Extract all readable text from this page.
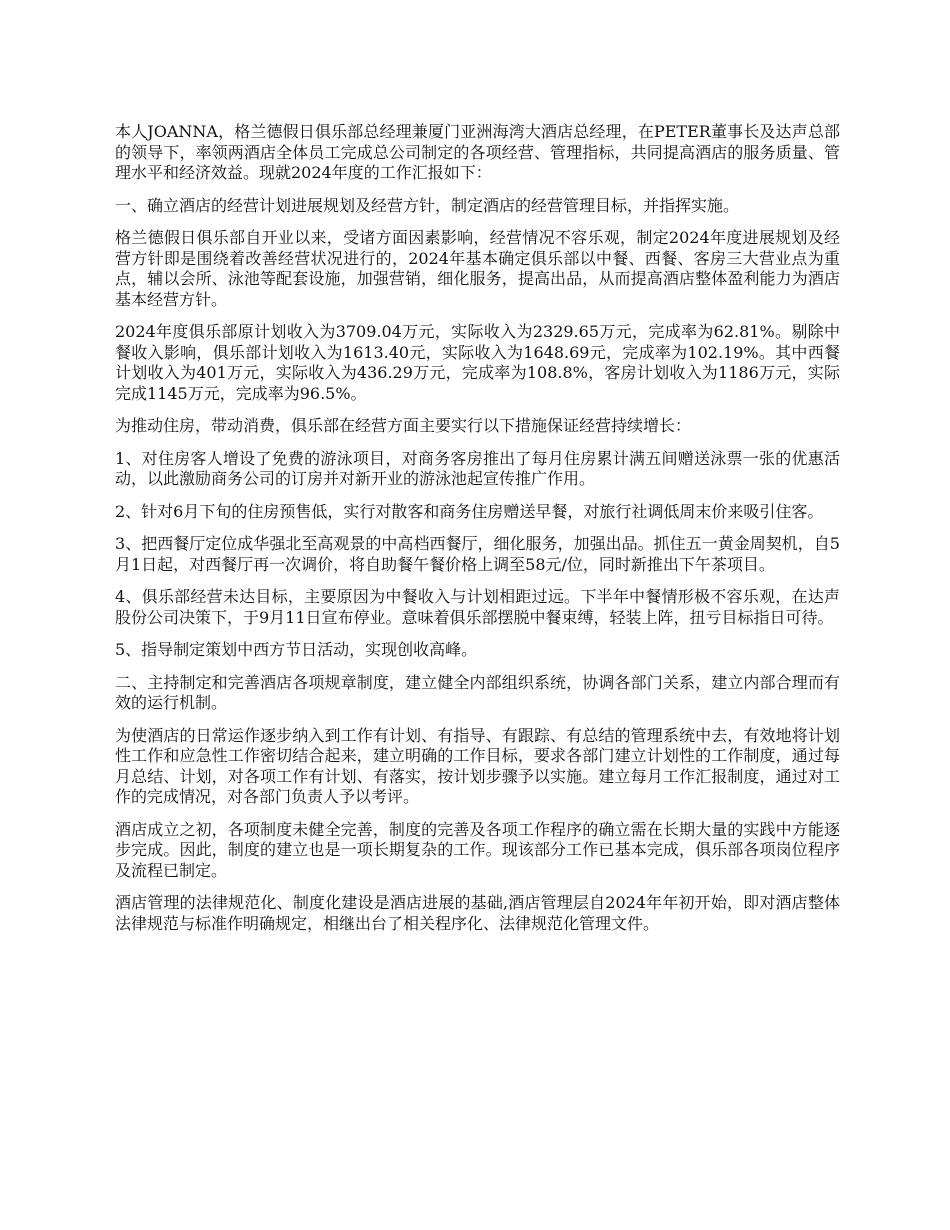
本人JOANNA，格兰德假日俱乐部总经理兼厦门亚洲海湾大酒店总经理，在PETER董事长及达声总部的领导下，率领两酒店全体员工完成总公司制定的各项经营、管理指标，共同提高酒店的服务质量、管理水平和经济效益。现就2024年度的工作汇报如下：

一、确立酒店的经营计划进展规划及经营方针，制定酒店的经营管理目标，并指挥实施。

格兰德假日俱乐部自开业以来，受诸方面因素影响，经营情况不容乐观，制定2024年度进展规划及经营方针即是围绕着改善经营状况进行的，2024年基本确定俱乐部以中餐、西餐、客房三大营业点为重点，辅以会所、泳池等配套设施，加强营销，细化服务，提高出品，从而提高酒店整体盈利能力为酒店基本经营方针。

2024年度俱乐部原计划收入为3709.04万元，实际收入为2329.65万元，完成率为62.81%。剔除中餐收入影响，俱乐部计划收入为1613.40元，实际收入为1648.69元，完成率为102.19%。其中西餐计划收入为401万元，实际收入为436.29万元，完成率为108.8%，客房计划收入为1186万元，实际完成1145万元，完成率为96.5%。

为推动住房，带动消费，俱乐部在经营方面主要实行以下措施保证经营持续增长：

1、对住房客人增设了免费的游泳项目，对商务客房推出了每月住房累计满五间赠送泳票一张的优惠活动，以此激励商务公司的订房并对新开业的游泳池起宣传推广作用。

2、针对6月下旬的住房预售低，实行对散客和商务住房赠送早餐，对旅行社调低周末价来吸引住客。

3、把西餐厅定位成华强北至高观景的中高档西餐厅，细化服务，加强出品。抓住五一黄金周契机，自5月1日起，对西餐厅再一次调价，将自助餐午餐价格上调至58元/位，同时新推出下午茶项目。

4、俱乐部经营未达目标，主要原因为中餐收入与计划相距过远。下半年中餐情形极不容乐观，在达声股份公司决策下，于9月11日宣布停业。意味着俱乐部摆脱中餐束缚，轻装上阵，扭亏目标指日可待。

5、指导制定策划中西方节日活动，实现创收高峰。

二、主持制定和完善酒店各项规章制度，建立健全内部组织系统，协调各部门关系，建立内部合理而有效的运行机制。

为使酒店的日常运作逐步纳入到工作有计划、有指导、有跟踪、有总结的管理系统中去，有效地将计划性工作和应急性工作密切结合起来，建立明确的工作目标，要求各部门建立计划性的工作制度，通过每月总结、计划，对各项工作有计划、有落实，按计划步骤予以实施。建立每月工作汇报制度，通过对工作的完成情况，对各部门负责人予以考评。

酒店成立之初，各项制度未健全完善，制度的完善及各项工作程序的确立需在长期大量的实践中方能逐步完成。因此，制度的建立也是一项长期复杂的工作。现该部分工作已基本完成，俱乐部各项岗位程序及流程已制定。

酒店管理的法律规范化、制度化建设是酒店进展的基础,酒店管理层自2024年年初开始，即对酒店整体法律规范与标准作明确规定，相继出台了相关程序化、法律规范化管理文件。
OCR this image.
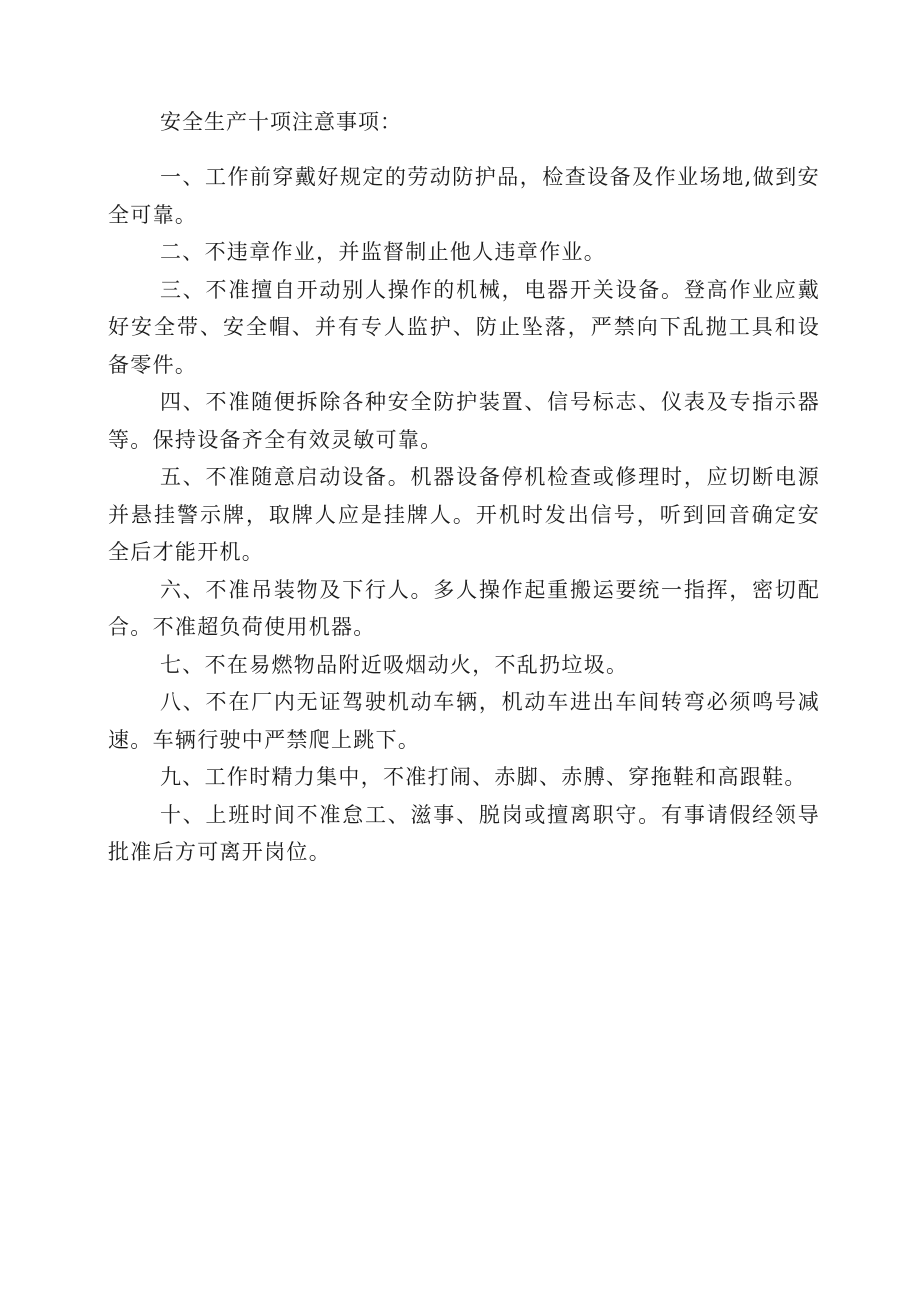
安全生产十项注意事项：

一、工作前穿戴好规定的劳动防护品，检查设备及作业场地,做到安全可靠。

二、不违章作业，并监督制止他人违章作业。

三、不准擅自开动别人操作的机械，电器开关设备。登高作业应戴好安全带、安全帽、并有专人监护、防止坠落，严禁向下乱抛工具和设备零件。

四、不准随便拆除各种安全防护装置、信号标志、仪表及专指示器等。保持设备齐全有效灵敏可靠。

五、不准随意启动设备。机器设备停机检查或修理时，应切断电源并悬挂警示牌，取牌人应是挂牌人。开机时发出信号，听到回音确定安全后才能开机。

六、不准吊装物及下行人。多人操作起重搬运要统一指挥，密切配合。不准超负荷使用机器。

七、不在易燃物品附近吸烟动火，不乱扔垃圾。

八、不在厂内无证驾驶机动车辆，机动车进出车间转弯必须鸣号减速。车辆行驶中严禁爬上跳下。

九、工作时精力集中，不准打闹、赤脚、赤膊、穿拖鞋和高跟鞋。

十、上班时间不准怠工、滋事、脱岗或擅离职守。有事请假经领导批准后方可离开岗位。
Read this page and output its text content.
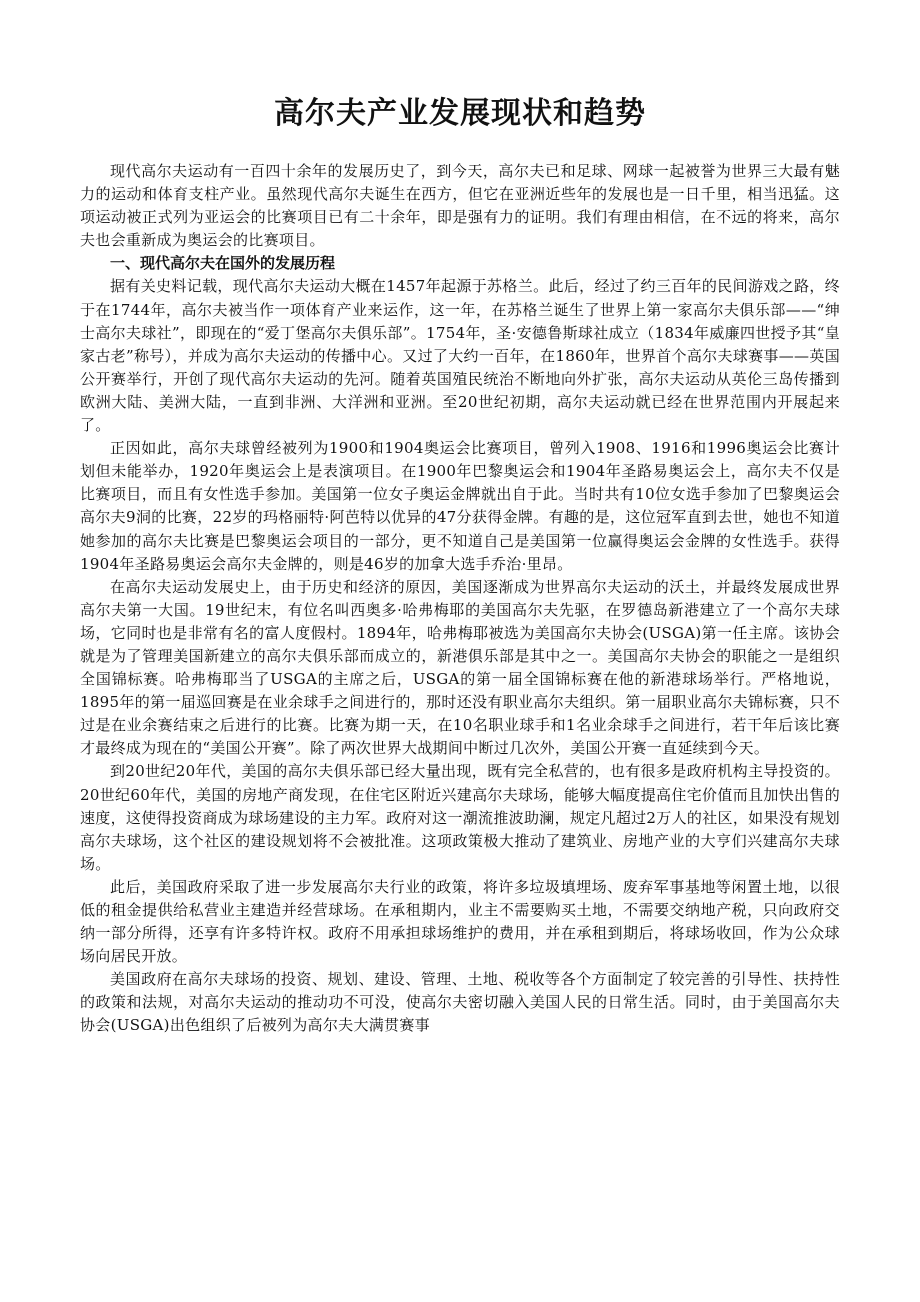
高尔夫产业发展现状和趋势

现代高尔夫运动有一百四十余年的发展历史了，到今天，高尔夫已和足球、网球一起被誉为世界三大最有魅力的运动和体育支柱产业。虽然现代高尔夫诞生在西方，但它在亚洲近些年的发展也是一日千里，相当迅猛。这项运动被正式列为亚运会的比赛项目已有二十余年，即是强有力的证明。我们有理由相信，在不远的将来，高尔夫也会重新成为奥运会的比赛项目。

一、现代高尔夫在国外的发展历程

据有关史料记载，现代高尔夫运动大概在1457年起源于苏格兰。此后，经过了约三百年的民间游戏之路，终于在1744年，高尔夫被当作一项体育产业来运作，这一年，在苏格兰诞生了世界上第一家高尔夫俱乐部——“绅士高尔夫球社”，即现在的“爱丁堡高尔夫俱乐部”。1754年，圣·安德鲁斯球社成立（1834年威廉四世授予其“皇家古老”称号），并成为高尔夫运动的传播中心。又过了大约一百年，在1860年，世界首个高尔夫球赛事——英国公开赛举行，开创了现代高尔夫运动的先河。随着英国殖民统治不断地向外扩张，高尔夫运动从英伦三岛传播到欧洲大陆、美洲大陆，一直到非洲、大洋洲和亚洲。至20世纪初期，高尔夫运动就已经在世界范围内开展起来了。

正因如此，高尔夫球曾经被列为1900和1904奥运会比赛项目，曾列入1908、1916和1996奥运会比赛计划但未能举办，1920年奥运会上是表演项目。在1900年巴黎奥运会和1904年圣路易奥运会上，高尔夫不仅是比赛项目，而且有女性选手参加。美国第一位女子奥运金牌就出自于此。当时共有10位女选手参加了巴黎奥运会高尔夫9洞的比赛，22岁的玛格丽特·阿芭特以优异的47分获得金牌。有趣的是，这位冠军直到去世，她也不知道她参加的高尔夫比赛是巴黎奥运会项目的一部分，更不知道自己是美国第一位赢得奥运会金牌的女性选手。获得1904年圣路易奥运会高尔夫金牌的，则是46岁的加拿大选手乔治·里昂。

在高尔夫运动发展史上，由于历史和经济的原因，美国逐渐成为世界高尔夫运动的沃土，并最终发展成世界高尔夫第一大国。19世纪末，有位名叫西奥多·哈弗梅耶的美国高尔夫先驱，在罗德岛新港建立了一个高尔夫球场，它同时也是非常有名的富人度假村。1894年，哈弗梅耶被选为美国高尔夫协会(USGA)第一任主席。该协会就是为了管理美国新建立的高尔夫俱乐部而成立的，新港俱乐部是其中之一。美国高尔夫协会的职能之一是组织全国锦标赛。哈弗梅耶当了USGA的主席之后，USGA的第一届全国锦标赛在他的新港球场举行。严格地说，1895年的第一届巡回赛是在业余球手之间进行的，那时还没有职业高尔夫组织。第一届职业高尔夫锦标赛，只不过是在业余赛结束之后进行的比赛。比赛为期一天，在10名职业球手和1名业余球手之间进行，若干年后该比赛才最终成为现在的“美国公开赛”。除了两次世界大战期间中断过几次外，美国公开赛一直延续到今天。

到20世纪20年代，美国的高尔夫俱乐部已经大量出现，既有完全私营的，也有很多是政府机构主导投资的。20世纪60年代，美国的房地产商发现，在住宅区附近兴建高尔夫球场，能够大幅度提高住宅价值而且加快出售的速度，这使得投资商成为球场建设的主力军。政府对这一潮流推波助澜，规定凡超过2万人的社区，如果没有规划高尔夫球场，这个社区的建设规划将不会被批准。这项政策极大推动了建筑业、房地产业的大亨们兴建高尔夫球场。

此后，美国政府采取了进一步发展高尔夫行业的政策，将许多垃圾填埋场、废弃军事基地等闲置土地，以很低的租金提供给私营业主建造并经营球场。在承租期内，业主不需要购买土地，不需要交纳地产税，只向政府交纳一部分所得，还享有许多特许权。政府不用承担球场维护的费用，并在承租到期后，将球场收回，作为公众球场向居民开放。

美国政府在高尔夫球场的投资、规划、建设、管理、土地、税收等各个方面制定了较完善的引导性、扶持性的政策和法规，对高尔夫运动的推动功不可没，使高尔夫密切融入美国人民的日常生活。同时，由于美国高尔夫协会(USGA)出色组织了后被列为高尔夫大满贯赛事
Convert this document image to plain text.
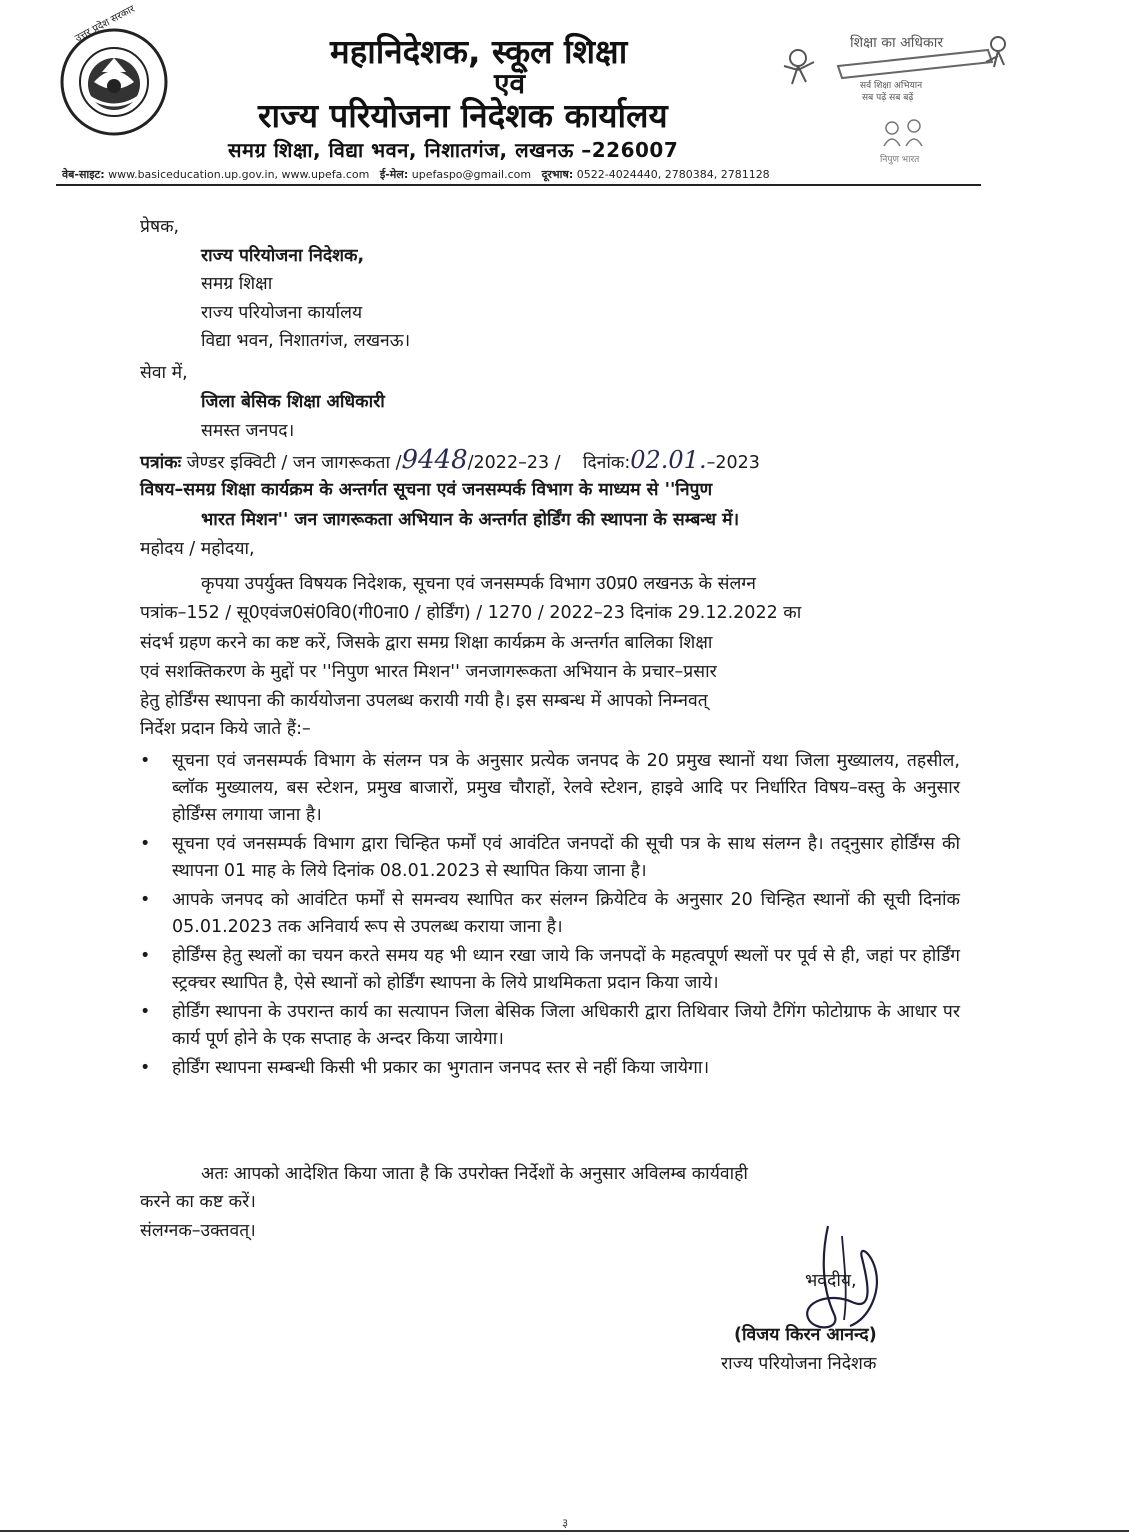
उत्तर प्रदेश सरकार
महानिदेशक, स्कूल शिक्षा
एवं
राज्य परियोजना निदेशक कार्यालय
समग्र शिक्षा, विद्या भवन, निशातगंज, लखनऊ –226007
शिक्षा का अधिकार
सर्व शिक्षा अभियान
सब पढ़ें सब बढ़ें
निपुण भारत
वेब-साइट: www.basiceducation.up.gov.in, www.upefa.com ई-मेल: upefaspo@gmail.com दूरभाष: 0522-4024440, 2780384, 2781128
प्रेषक,
राज्य परियोजना निदेशक,
समग्र शिक्षा
राज्य परियोजना कार्यालय
विद्या भवन, निशातगंज, लखनऊ।
सेवा में,
जिला बेसिक शिक्षा अधिकारी
समस्त जनपद।
पत्रांकः जेण्डर इक्विटी / जन जागरूकता /9448/2022–23 / दिनांक:02.01.–2023
विषय–समग्र शिक्षा कार्यक्रम के अन्तर्गत सूचना एवं जनसम्पर्क विभाग के माध्यम से ''निपुण
भारत मिशन'' जन जागरूकता अभियान के अन्तर्गत होर्डिंग की स्थापना के सम्बन्ध में।
महोदय / महोदया,
कृपया उपर्युक्त विषयक निदेशक, सूचना एवं जनसम्पर्क विभाग उ0प्र0 लखनऊ के संलग्न
पत्रांक–152 / सू0एवंज0सं0वि0(गी0ना0 / होर्डिंग) / 1270 / 2022–23 दिनांक 29.12.2022 का
संदर्भ ग्रहण करने का कष्ट करें, जिसके द्वारा समग्र शिक्षा कार्यक्रम के अन्तर्गत बालिका शिक्षा
एवं सशक्तिकरण के मुद्दों पर ''निपुण भारत मिशन'' जनजागरूकता अभियान के प्रचार–प्रसार
हेतु होर्डिंग्स स्थापना की कार्ययोजना उपलब्ध करायी गयी है। इस सम्बन्ध में आपको निम्नवत्
निर्देश प्रदान किये जाते हैं:–
•	सूचना एवं जनसम्पर्क विभाग के संलग्न पत्र के अनुसार प्रत्येक जनपद के 20 प्रमुख स्थानों यथा जिला मुख्यालय, तहसील, ब्लॉक मुख्यालय, बस स्टेशन, प्रमुख बाजारों, प्रमुख चौराहों, रेलवे स्टेशन, हाइवे आदि पर निर्धारित विषय–वस्तु के अनुसार होर्डिंग्स लगाया जाना है।
•	सूचना एवं जनसम्पर्क विभाग द्वारा चिन्हित फर्मों एवं आवंटित जनपदों की सूची पत्र के साथ संलग्न है। तद्नुसार होर्डिंग्स की स्थापना 01 माह के लिये दिनांक 08.01.2023 से स्थापित किया जाना है।
•	आपके जनपद को आवंटित फर्मों से समन्वय स्थापित कर संलग्न क्रियेटिव के अनुसार 20 चिन्हित स्थानों की सूची दिनांक 05.01.2023 तक अनिवार्य रूप से उपलब्ध कराया जाना है।
•	होर्डिंग्स हेतु स्थलों का चयन करते समय यह भी ध्यान रखा जाये कि जनपदों के महत्वपूर्ण स्थलों पर पूर्व से ही, जहां पर होर्डिंग स्ट्रक्चर स्थापित है, ऐसे स्थानों को होर्डिंग स्थापना के लिये प्राथमिकता प्रदान किया जाये।
•	होर्डिंग स्थापना के उपरान्त कार्य का सत्यापन जिला बेसिक जिला अधिकारी द्वारा तिथिवार जियो टैगिंग फोटोग्राफ के आधार पर कार्य पूर्ण होने के एक सप्ताह के अन्दर किया जायेगा।
•	होर्डिंग स्थापना सम्बन्धी किसी भी प्रकार का भुगतान जनपद स्तर से नहीं किया जायेगा।
अतः आपको आदेशित किया जाता है कि उपरोक्त निर्देशों के अनुसार अविलम्ब कार्यवाही
करने का कष्ट करें।
संलग्नक–उक्तवत्।
भवदीय,
(विजय किरन आनन्द)
राज्य परियोजना निदेशक
३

SET PROBLEM: Looking at the data above, how many lines hold the word "page"? Respond with the number alone.

RESPONSE FOR THIS EXERCISE: 2